┌─ Information given
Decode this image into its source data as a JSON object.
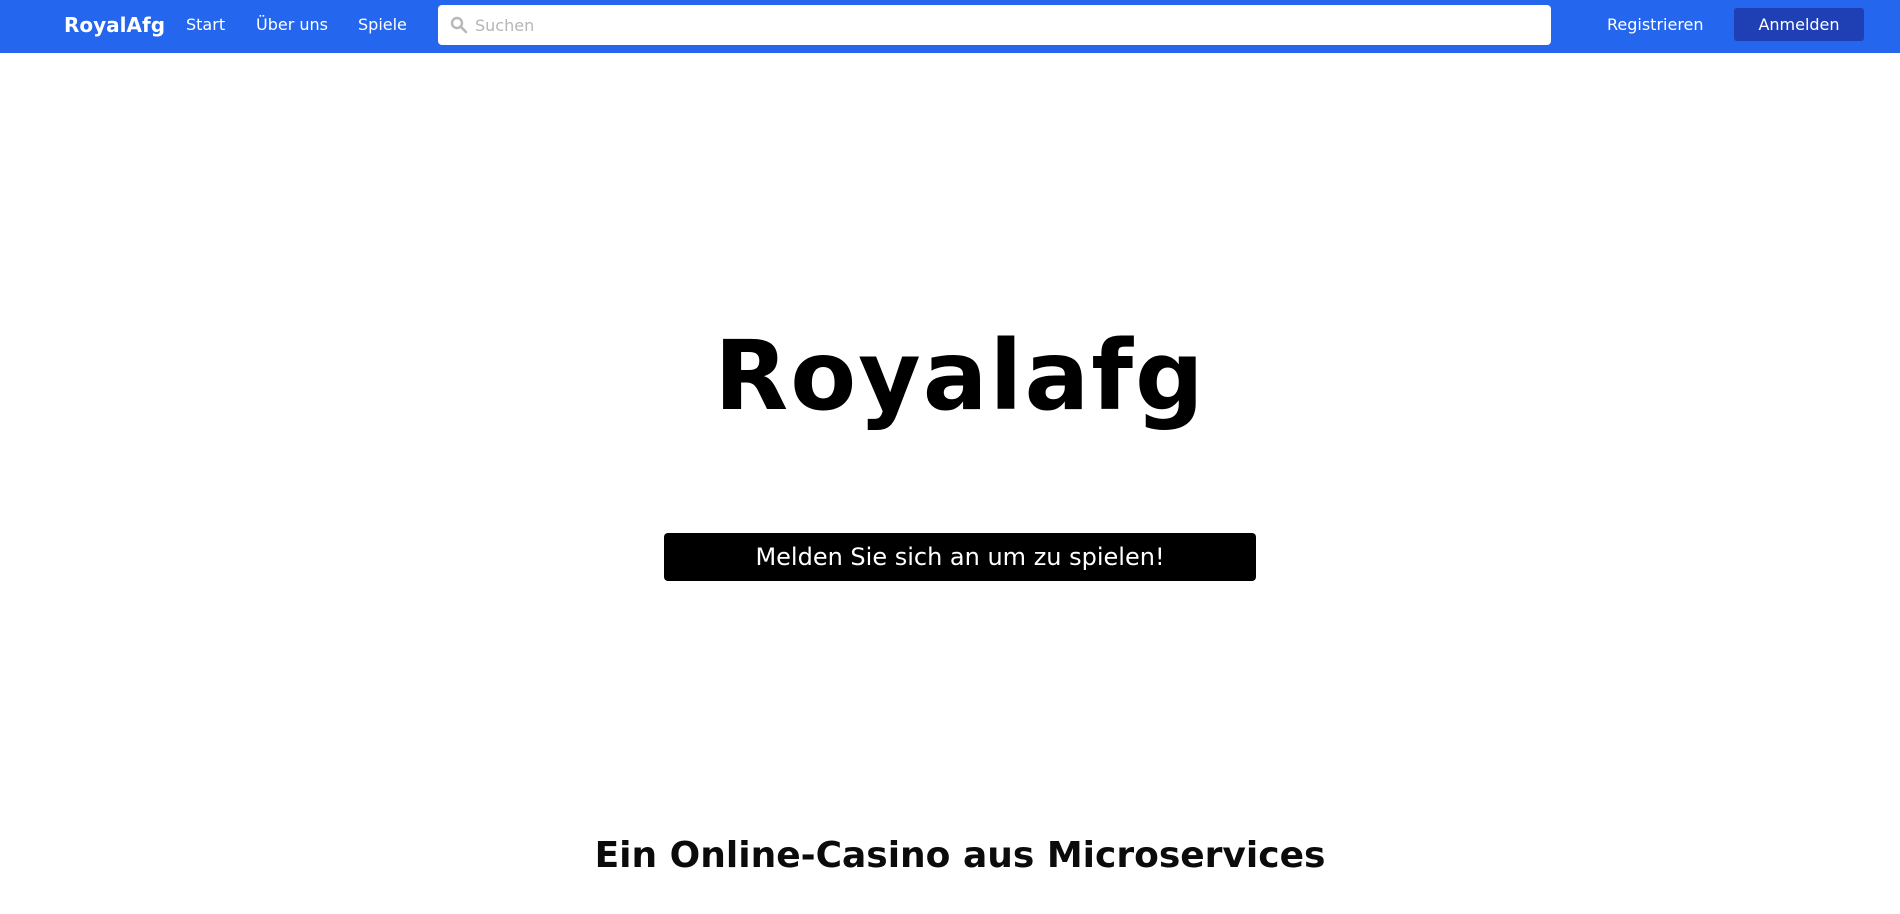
{
  "navbar": {
    "brand": "RoyalAfg",
    "links": [
      "Start",
      "Über uns",
      "Spiele"
    ],
    "search_placeholder": "Suchen",
    "search_value": "",
    "register_label": "Registrieren",
    "login_label": "Anmelden"
  },
  "hero": {
    "title": "Royalafg",
    "cta_label": "Melden Sie sich an um zu spielen!"
  },
  "section": {
    "title": "Ein Online-Casino aus Microservices"
  },
  "colors": {
    "navbar_bg": "#2466ed",
    "login_button_bg": "#1f3fb5",
    "cta_bg": "#000000",
    "text_on_primary": "#ffffff"
  },
  "icons": {
    "search": "search-icon"
  }
}
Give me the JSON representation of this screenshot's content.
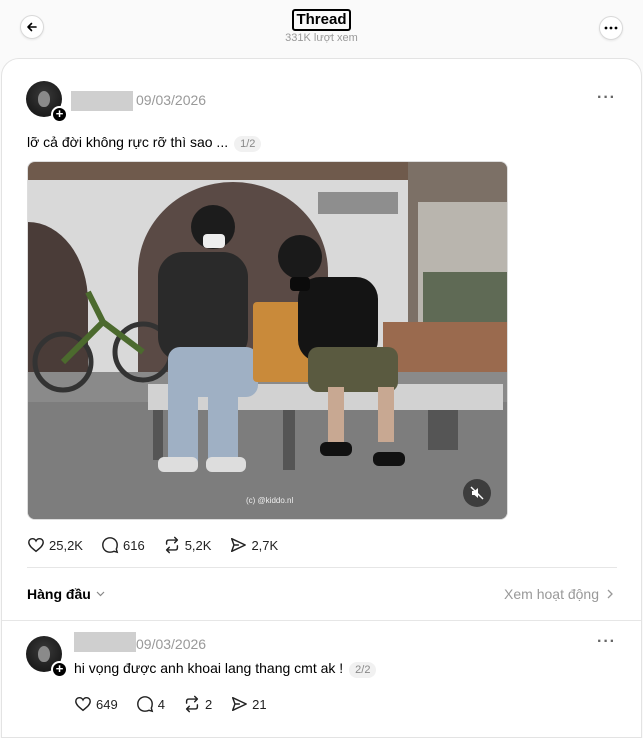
{
  "header": {
    "title": "Thread",
    "views": "331K lượt xem",
    "back_icon": "arrow-left-icon",
    "more_icon": "more-horizontal-icon"
  },
  "post": {
    "date": "09/03/2026",
    "text": "lỡ cả đời không rực rỡ thì sao ...",
    "page": "1/2",
    "media_credit": "(c) @kiddo.nl",
    "stats": {
      "likes": "25,2K",
      "comments": "616",
      "reposts": "5,2K",
      "shares": "2,7K"
    }
  },
  "sort_bar": {
    "sort_label": "Hàng đầu",
    "activity_label": "Xem hoạt động"
  },
  "reply": {
    "date": "09/03/2026",
    "text": "hi vọng được anh khoai lang thang cmt ak !",
    "page": "2/2",
    "stats": {
      "likes": "649",
      "comments": "4",
      "reposts": "2",
      "shares": "21"
    }
  }
}
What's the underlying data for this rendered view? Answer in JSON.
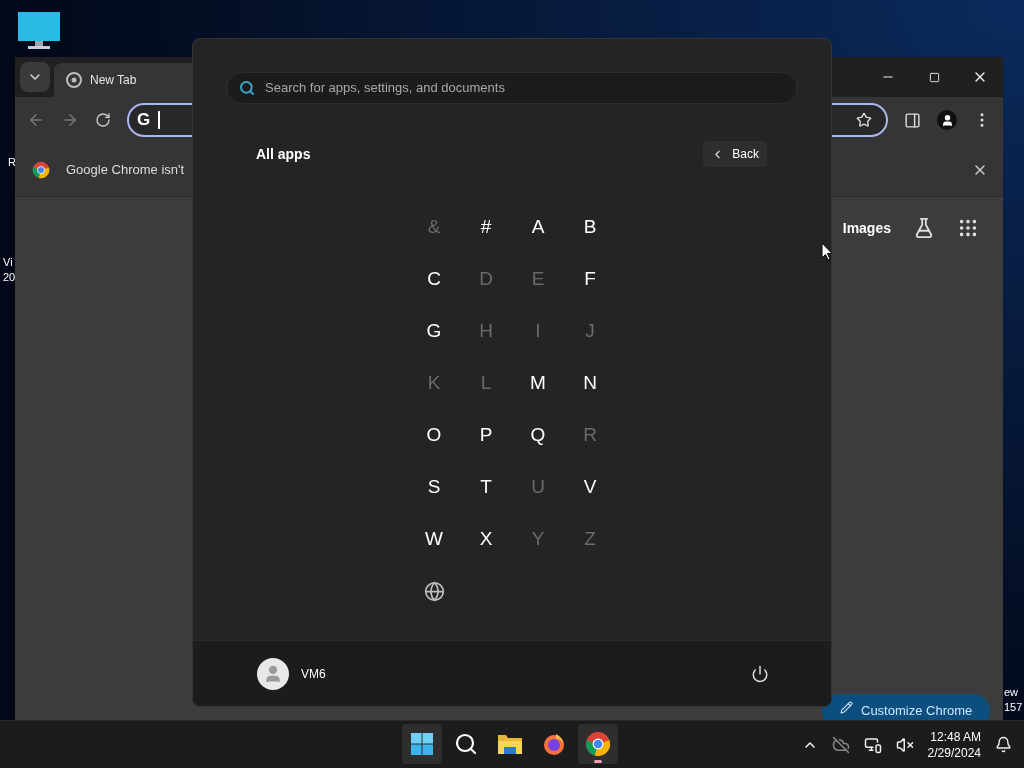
{
  "desktop": {
    "fragments": [
      [
        "R"
      ],
      [
        "Vi",
        "20"
      ],
      [
        "ew",
        "157"
      ]
    ]
  },
  "browser": {
    "tab": {
      "title": "New Tab"
    },
    "omnibox": {
      "logo": "G"
    },
    "infobar": {
      "text": "Google Chrome isn't"
    },
    "new_tab_page": {
      "links": [
        "Images"
      ],
      "customize_button": "Customize Chrome"
    }
  },
  "start_menu": {
    "search": {
      "placeholder": "Search for apps, settings, and documents"
    },
    "heading": "All apps",
    "back_button": "Back",
    "letters": [
      {
        "kind": "char",
        "label": "&",
        "disabled": true
      },
      {
        "kind": "char",
        "label": "#",
        "disabled": false
      },
      {
        "kind": "char",
        "label": "A",
        "disabled": false
      },
      {
        "kind": "char",
        "label": "B",
        "disabled": false
      },
      {
        "kind": "char",
        "label": "C",
        "disabled": false
      },
      {
        "kind": "char",
        "label": "D",
        "disabled": true
      },
      {
        "kind": "char",
        "label": "E",
        "disabled": true
      },
      {
        "kind": "char",
        "label": "F",
        "disabled": false
      },
      {
        "kind": "char",
        "label": "G",
        "disabled": false
      },
      {
        "kind": "char",
        "label": "H",
        "disabled": true
      },
      {
        "kind": "char",
        "label": "I",
        "disabled": true
      },
      {
        "kind": "char",
        "label": "J",
        "disabled": true
      },
      {
        "kind": "char",
        "label": "K",
        "disabled": true
      },
      {
        "kind": "char",
        "label": "L",
        "disabled": true
      },
      {
        "kind": "char",
        "label": "M",
        "disabled": false
      },
      {
        "kind": "char",
        "label": "N",
        "disabled": false
      },
      {
        "kind": "char",
        "label": "O",
        "disabled": false
      },
      {
        "kind": "char",
        "label": "P",
        "disabled": false
      },
      {
        "kind": "char",
        "label": "Q",
        "disabled": false
      },
      {
        "kind": "char",
        "label": "R",
        "disabled": true
      },
      {
        "kind": "char",
        "label": "S",
        "disabled": false
      },
      {
        "kind": "char",
        "label": "T",
        "disabled": false
      },
      {
        "kind": "char",
        "label": "U",
        "disabled": true
      },
      {
        "kind": "char",
        "label": "V",
        "disabled": false
      },
      {
        "kind": "char",
        "label": "W",
        "disabled": false
      },
      {
        "kind": "char",
        "label": "X",
        "disabled": false
      },
      {
        "kind": "char",
        "label": "Y",
        "disabled": true
      },
      {
        "kind": "char",
        "label": "Z",
        "disabled": true
      },
      {
        "kind": "globe",
        "disabled": false
      }
    ],
    "user": {
      "name": "VM6"
    }
  },
  "taskbar": {
    "apps": [
      {
        "kind": "start",
        "selected": true
      },
      {
        "kind": "search",
        "selected": false
      },
      {
        "kind": "files",
        "selected": false
      },
      {
        "kind": "firefox",
        "selected": false
      },
      {
        "kind": "chrome",
        "selected": true
      }
    ],
    "clock": {
      "time": "12:48 AM",
      "date": "2/29/2024"
    }
  }
}
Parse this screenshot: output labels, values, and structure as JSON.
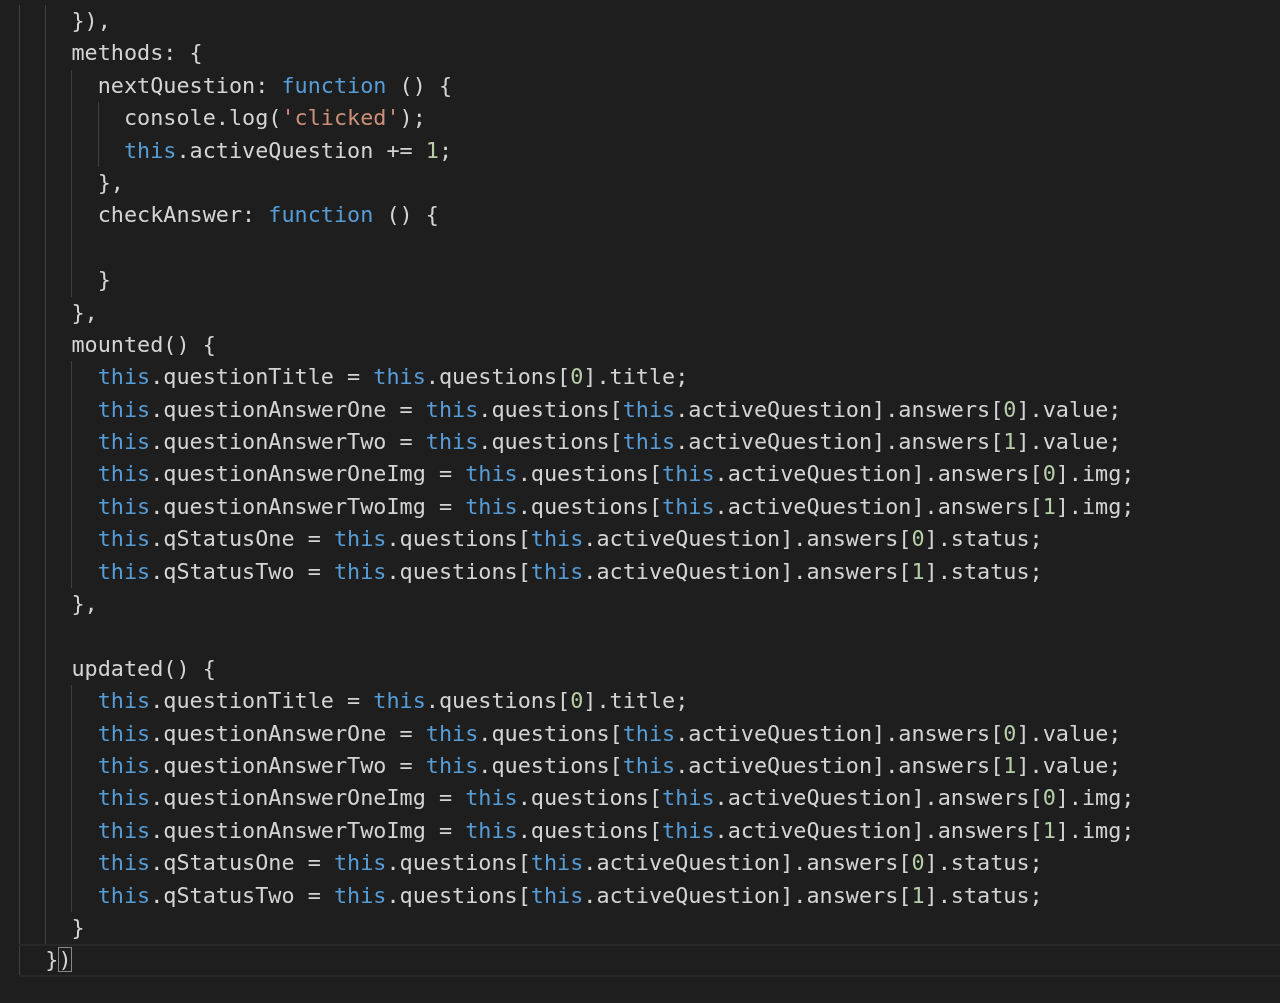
└─
What you have to do:
Reproduce every record above exactly, but leave out the pictures.

Finished exercise:
Decode this image into its source data as a JSON object.
{
  "navbar": {
    "brand": "RoyalAfg",
    "links": [
      "Start",
      "Über uns",
      "Spiele"
    ],
    "search_placeholder": "Suchen",
    "search_value": "",
    "register_label": "Registrieren",
    "login_label": "Anmelden"
  },
  "hero": {
    "title": "Royalafg",
    "cta_label": "Melden Sie sich an um zu spielen!"
  },
  "section": {
    "title": "Ein Online-Casino aus Microservices"
  },
  "colors": {
    "navbar_bg": "#2466ed",
    "login_button_bg": "#1f3fb5",
    "cta_bg": "#000000",
    "text_on_primary": "#ffffff"
  },
  "icons": {
    "search": "search-icon"
  }
}
Give me the JSON representation of this screenshot's content.
{
  "header": {
    "title": "Thread",
    "views": "331K lượt xem",
    "back_icon": "arrow-left-icon",
    "more_icon": "more-horizontal-icon"
  },
  "post": {
    "date": "09/03/2026",
    "text": "lỡ cả đời không rực rỡ thì sao ...",
    "page": "1/2",
    "media_credit": "(c) @kiddo.nl",
    "stats": {
      "likes": "25,2K",
      "comments": "616",
      "reposts": "5,2K",
      "shares": "2,7K"
    }
  },
  "sort_bar": {
    "sort_label": "Hàng đầu",
    "activity_label": "Xem hoạt động"
  },
  "reply": {
    "date": "09/03/2026",
    "text": "hi vọng được anh khoai lang thang cmt ak !",
    "page": "2/2",
    "stats": {
      "likes": "649",
      "comments": "4",
      "reposts": "2",
      "shares": "21"
    }
  }
}
What's the underlying data for this rendered view? Answer in JSON.
{
  "desktop": {
    "fragments": [
      [
        "R"
      ],
      [
        "Vi",
        "20"
      ],
      [
        "ew",
        "157"
      ]
    ]
  },
  "browser": {
    "tab": {
      "title": "New Tab"
    },
    "omnibox": {
      "logo": "G"
    },
    "infobar": {
      "text": "Google Chrome isn't"
    },
    "new_tab_page": {
      "links": [
        "Images"
      ],
      "customize_button": "Customize Chrome"
    }
  },
  "start_menu": {
    "search": {
      "placeholder": "Search for apps, settings, and documents"
    },
    "heading": "All apps",
    "back_button": "Back",
    "letters": [
      {
        "kind": "char",
        "label": "&",
        "disabled": true
      },
      {
        "kind": "char",
        "label": "#",
        "disabled": false
      },
      {
        "kind": "char",
        "label": "A",
        "disabled": false
      },
      {
        "kind": "char",
        "label": "B",
        "disabled": false
      },
      {
        "kind": "char",
        "label": "C",
        "disabled": false
      },
      {
        "kind": "char",
        "label": "D",
        "disabled": true
      },
      {
        "kind": "char",
        "label": "E",
        "disabled": true
      },
      {
        "kind": "char",
        "label": "F",
        "disabled": false
      },
      {
        "kind": "char",
        "label": "G",
        "disabled": false
      },
      {
        "kind": "char",
        "label": "H",
        "disabled": true
      },
      {
        "kind": "char",
        "label": "I",
        "disabled": true
      },
      {
        "kind": "char",
        "label": "J",
        "disabled": true
      },
      {
        "kind": "char",
        "label": "K",
        "disabled": true
      },
      {
        "kind": "char",
        "label": "L",
        "disabled": true
      },
      {
        "kind": "char",
        "label": "M",
        "disabled": false
      },
      {
        "kind": "char",
        "label": "N",
        "disabled": false
      },
      {
        "kind": "char",
        "label": "O",
        "disabled": false
      },
      {
        "kind": "char",
        "label": "P",
        "disabled": false
      },
      {
        "kind": "char",
        "label": "Q",
        "disabled": false
      },
      {
        "kind": "char",
        "label": "R",
        "disabled": true
      },
      {
        "kind": "char",
        "label": "S",
        "disabled": false
      },
      {
        "kind": "char",
        "label": "T",
        "disabled": false
      },
      {
        "kind": "char",
        "label": "U",
        "disabled": true
      },
      {
        "kind": "char",
        "label": "V",
        "disabled": false
      },
      {
        "kind": "char",
        "label": "W",
        "disabled": false
      },
      {
        "kind": "char",
        "label": "X",
        "disabled": false
      },
      {
        "kind": "char",
        "label": "Y",
        "disabled": true
      },
      {
        "kind": "char",
        "label": "Z",
        "disabled": true
      },
      {
        "kind": "globe",
        "disabled": false
      }
    ],
    "user": {
      "name": "VM6"
    }
  },
  "taskbar": {
    "apps": [
      {
        "kind": "start",
        "selected": true
      },
      {
        "kind": "search",
        "selected": false
      },
      {
        "kind": "files",
        "selected": false
      },
      {
        "kind": "firefox",
        "selected": false
      },
      {
        "kind": "chrome",
        "selected": true
      }
    ],
    "clock": {
      "time": "12:48 AM",
      "date": "2/29/2024"
    }
  }
}
Parse this screenshot: output labels, values, and structure as JSON.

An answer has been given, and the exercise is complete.